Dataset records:

+--

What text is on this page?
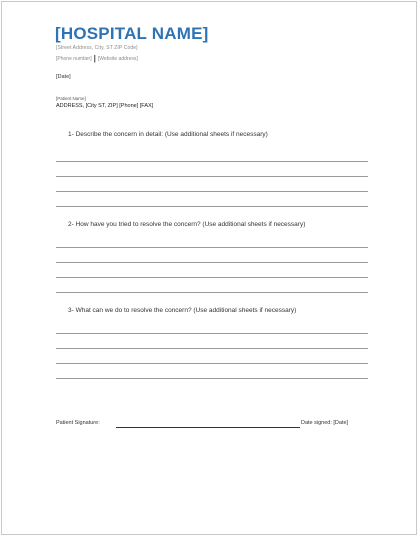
[HOSPITAL NAME]
[Street Address, City, ST ZIP Code]
[Phone number] | [Website address]
[Date]
[Patient Name]
ADDRESS, [City ST, ZIP] [Phone] [FAX]
1- Describe the concern in detail: (Use additional sheets if necessary)
2- How have you tried to resolve the concern? (Use additional sheets if necessary)
3- What can we do to resolve the concern? (Use additional sheets if necessary)
Patient Signature:	Date signed: [Date]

+--

Reproduce each record from above exactly; pictures do not belong in the copy.

What text is on this page?
[HOSPITAL NAME]
[Street Address, City, ST ZIP Code]
[Phone number] | [Website address]
[Date]
[Patient Name]
ADDRESS, [City ST, ZIP] [Phone] [FAX]
1- Describe the concern in detail: (Use additional sheets if necessary)
2- How have you tried to resolve the concern? (Use additional sheets if necessary)
3- What can we do to resolve the concern? (Use additional sheets if necessary)
Patient Signature:	Date signed: [Date]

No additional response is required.